Given information -

:::::

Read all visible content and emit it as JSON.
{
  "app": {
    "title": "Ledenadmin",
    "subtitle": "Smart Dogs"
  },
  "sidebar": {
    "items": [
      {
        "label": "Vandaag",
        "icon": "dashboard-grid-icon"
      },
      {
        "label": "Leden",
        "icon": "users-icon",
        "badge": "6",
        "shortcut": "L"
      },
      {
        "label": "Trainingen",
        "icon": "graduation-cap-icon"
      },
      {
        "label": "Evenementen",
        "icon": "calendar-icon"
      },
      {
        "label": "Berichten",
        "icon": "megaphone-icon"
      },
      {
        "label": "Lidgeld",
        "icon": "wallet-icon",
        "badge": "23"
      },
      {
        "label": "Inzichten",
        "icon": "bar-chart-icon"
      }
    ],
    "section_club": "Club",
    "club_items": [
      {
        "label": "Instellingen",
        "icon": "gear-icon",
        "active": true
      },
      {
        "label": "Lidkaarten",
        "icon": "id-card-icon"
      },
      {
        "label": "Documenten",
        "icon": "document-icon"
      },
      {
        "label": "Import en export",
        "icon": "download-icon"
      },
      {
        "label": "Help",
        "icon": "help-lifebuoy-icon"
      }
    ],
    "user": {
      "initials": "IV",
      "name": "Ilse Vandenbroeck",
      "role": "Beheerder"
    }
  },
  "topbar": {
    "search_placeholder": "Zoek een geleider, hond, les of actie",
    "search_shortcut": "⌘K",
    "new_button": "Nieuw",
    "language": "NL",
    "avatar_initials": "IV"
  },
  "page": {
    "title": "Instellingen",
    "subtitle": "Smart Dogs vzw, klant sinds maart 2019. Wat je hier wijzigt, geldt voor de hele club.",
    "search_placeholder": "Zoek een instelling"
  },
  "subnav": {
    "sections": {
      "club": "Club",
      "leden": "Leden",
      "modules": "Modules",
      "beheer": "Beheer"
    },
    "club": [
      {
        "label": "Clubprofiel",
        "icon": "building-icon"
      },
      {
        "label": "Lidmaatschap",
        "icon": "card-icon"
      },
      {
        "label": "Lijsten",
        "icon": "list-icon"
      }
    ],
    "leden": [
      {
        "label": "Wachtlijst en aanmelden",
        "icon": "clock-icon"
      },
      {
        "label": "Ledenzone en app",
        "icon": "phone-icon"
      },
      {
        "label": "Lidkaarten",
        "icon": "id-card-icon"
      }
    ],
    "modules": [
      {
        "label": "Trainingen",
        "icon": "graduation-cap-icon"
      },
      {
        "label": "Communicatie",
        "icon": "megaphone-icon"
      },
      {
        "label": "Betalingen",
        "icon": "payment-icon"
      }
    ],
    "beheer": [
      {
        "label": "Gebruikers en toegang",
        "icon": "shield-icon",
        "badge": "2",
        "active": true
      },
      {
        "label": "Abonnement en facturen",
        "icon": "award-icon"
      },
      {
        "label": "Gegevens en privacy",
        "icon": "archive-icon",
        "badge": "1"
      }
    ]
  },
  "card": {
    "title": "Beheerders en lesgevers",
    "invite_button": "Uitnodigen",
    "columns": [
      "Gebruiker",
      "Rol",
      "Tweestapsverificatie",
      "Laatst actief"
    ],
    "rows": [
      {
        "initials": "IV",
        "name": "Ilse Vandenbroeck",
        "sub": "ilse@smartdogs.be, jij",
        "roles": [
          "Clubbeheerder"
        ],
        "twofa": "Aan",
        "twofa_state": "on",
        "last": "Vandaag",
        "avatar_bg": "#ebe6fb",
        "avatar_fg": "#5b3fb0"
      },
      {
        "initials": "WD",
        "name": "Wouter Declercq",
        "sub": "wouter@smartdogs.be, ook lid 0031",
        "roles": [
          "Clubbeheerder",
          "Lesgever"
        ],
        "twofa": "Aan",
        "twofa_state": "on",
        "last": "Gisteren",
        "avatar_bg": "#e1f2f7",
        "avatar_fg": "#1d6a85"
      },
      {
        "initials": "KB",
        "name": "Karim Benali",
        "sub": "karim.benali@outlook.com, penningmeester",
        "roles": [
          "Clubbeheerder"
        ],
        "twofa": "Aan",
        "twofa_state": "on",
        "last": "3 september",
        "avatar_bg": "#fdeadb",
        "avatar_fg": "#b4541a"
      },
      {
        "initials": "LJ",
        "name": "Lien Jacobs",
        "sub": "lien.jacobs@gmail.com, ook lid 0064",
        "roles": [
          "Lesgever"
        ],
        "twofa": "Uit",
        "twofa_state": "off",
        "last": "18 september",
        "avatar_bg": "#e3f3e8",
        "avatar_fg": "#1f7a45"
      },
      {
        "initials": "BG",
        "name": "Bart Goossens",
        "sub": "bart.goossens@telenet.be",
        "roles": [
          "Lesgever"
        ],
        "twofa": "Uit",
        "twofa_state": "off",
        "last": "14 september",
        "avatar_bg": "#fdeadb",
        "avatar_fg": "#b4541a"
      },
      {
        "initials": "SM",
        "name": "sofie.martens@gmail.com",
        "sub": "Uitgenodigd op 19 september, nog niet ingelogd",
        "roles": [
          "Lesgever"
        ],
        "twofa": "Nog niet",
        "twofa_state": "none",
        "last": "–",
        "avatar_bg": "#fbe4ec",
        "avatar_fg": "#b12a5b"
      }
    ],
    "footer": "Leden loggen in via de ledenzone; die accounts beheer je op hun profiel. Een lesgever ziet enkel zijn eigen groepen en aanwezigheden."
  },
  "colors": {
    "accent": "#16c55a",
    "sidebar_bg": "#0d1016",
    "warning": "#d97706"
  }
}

:::::

Transcribe every entry word for word.

Completed task -
Read all visible content and emit it as JSON.
{
  "app": {
    "title": "Ledenadmin",
    "subtitle": "Smart Dogs"
  },
  "sidebar": {
    "items": [
      {
        "label": "Vandaag",
        "icon": "dashboard-grid-icon"
      },
      {
        "label": "Leden",
        "icon": "users-icon",
        "badge": "6",
        "shortcut": "L"
      },
      {
        "label": "Trainingen",
        "icon": "graduation-cap-icon"
      },
      {
        "label": "Evenementen",
        "icon": "calendar-icon"
      },
      {
        "label": "Berichten",
        "icon": "megaphone-icon"
      },
      {
        "label": "Lidgeld",
        "icon": "wallet-icon",
        "badge": "23"
      },
      {
        "label": "Inzichten",
        "icon": "bar-chart-icon"
      }
    ],
    "section_club": "Club",
    "club_items": [
      {
        "label": "Instellingen",
        "icon": "gear-icon",
        "active": true
      },
      {
        "label": "Lidkaarten",
        "icon": "id-card-icon"
      },
      {
        "label": "Documenten",
        "icon": "document-icon"
      },
      {
        "label": "Import en export",
        "icon": "download-icon"
      },
      {
        "label": "Help",
        "icon": "help-lifebuoy-icon"
      }
    ],
    "user": {
      "initials": "IV",
      "name": "Ilse Vandenbroeck",
      "role": "Beheerder"
    }
  },
  "topbar": {
    "search_placeholder": "Zoek een geleider, hond, les of actie",
    "search_shortcut": "⌘K",
    "new_button": "Nieuw",
    "language": "NL",
    "avatar_initials": "IV"
  },
  "page": {
    "title": "Instellingen",
    "subtitle": "Smart Dogs vzw, klant sinds maart 2019. Wat je hier wijzigt, geldt voor de hele club.",
    "search_placeholder": "Zoek een instelling"
  },
  "subnav": {
    "sections": {
      "club": "Club",
      "leden": "Leden",
      "modules": "Modules",
      "beheer": "Beheer"
    },
    "club": [
      {
        "label": "Clubprofiel",
        "icon": "building-icon"
      },
      {
        "label": "Lidmaatschap",
        "icon": "card-icon"
      },
      {
        "label": "Lijsten",
        "icon": "list-icon"
      }
    ],
    "leden": [
      {
        "label": "Wachtlijst en aanmelden",
        "icon": "clock-icon"
      },
      {
        "label": "Ledenzone en app",
        "icon": "phone-icon"
      },
      {
        "label": "Lidkaarten",
        "icon": "id-card-icon"
      }
    ],
    "modules": [
      {
        "label": "Trainingen",
        "icon": "graduation-cap-icon"
      },
      {
        "label": "Communicatie",
        "icon": "megaphone-icon"
      },
      {
        "label": "Betalingen",
        "icon": "payment-icon"
      }
    ],
    "beheer": [
      {
        "label": "Gebruikers en toegang",
        "icon": "shield-icon",
        "badge": "2",
        "active": true
      },
      {
        "label": "Abonnement en facturen",
        "icon": "award-icon"
      },
      {
        "label": "Gegevens en privacy",
        "icon": "archive-icon",
        "badge": "1"
      }
    ]
  },
  "card": {
    "title": "Beheerders en lesgevers",
    "invite_button": "Uitnodigen",
    "columns": [
      "Gebruiker",
      "Rol",
      "Tweestapsverificatie",
      "Laatst actief"
    ],
    "rows": [
      {
        "initials": "IV",
        "name": "Ilse Vandenbroeck",
        "sub": "ilse@smartdogs.be, jij",
        "roles": [
          "Clubbeheerder"
        ],
        "twofa": "Aan",
        "twofa_state": "on",
        "last": "Vandaag",
        "avatar_bg": "#ebe6fb",
        "avatar_fg": "#5b3fb0"
      },
      {
        "initials": "WD",
        "name": "Wouter Declercq",
        "sub": "wouter@smartdogs.be, ook lid 0031",
        "roles": [
          "Clubbeheerder",
          "Lesgever"
        ],
        "twofa": "Aan",
        "twofa_state": "on",
        "last": "Gisteren",
        "avatar_bg": "#e1f2f7",
        "avatar_fg": "#1d6a85"
      },
      {
        "initials": "KB",
        "name": "Karim Benali",
        "sub": "karim.benali@outlook.com, penningmeester",
        "roles": [
          "Clubbeheerder"
        ],
        "twofa": "Aan",
        "twofa_state": "on",
        "last": "3 september",
        "avatar_bg": "#fdeadb",
        "avatar_fg": "#b4541a"
      },
      {
        "initials": "LJ",
        "name": "Lien Jacobs",
        "sub": "lien.jacobs@gmail.com, ook lid 0064",
        "roles": [
          "Lesgever"
        ],
        "twofa": "Uit",
        "twofa_state": "off",
        "last": "18 september",
        "avatar_bg": "#e3f3e8",
        "avatar_fg": "#1f7a45"
      },
      {
        "initials": "BG",
        "name": "Bart Goossens",
        "sub": "bart.goossens@telenet.be",
        "roles": [
          "Lesgever"
        ],
        "twofa": "Uit",
        "twofa_state": "off",
        "last": "14 september",
        "avatar_bg": "#fdeadb",
        "avatar_fg": "#b4541a"
      },
      {
        "initials": "SM",
        "name": "sofie.martens@gmail.com",
        "sub": "Uitgenodigd op 19 september, nog niet ingelogd",
        "roles": [
          "Lesgever"
        ],
        "twofa": "Nog niet",
        "twofa_state": "none",
        "last": "–",
        "avatar_bg": "#fbe4ec",
        "avatar_fg": "#b12a5b"
      }
    ],
    "footer": "Leden loggen in via de ledenzone; die accounts beheer je op hun profiel. Een lesgever ziet enkel zijn eigen groepen en aanwezigheden."
  },
  "colors": {
    "accent": "#16c55a",
    "sidebar_bg": "#0d1016",
    "warning": "#d97706"
  }
}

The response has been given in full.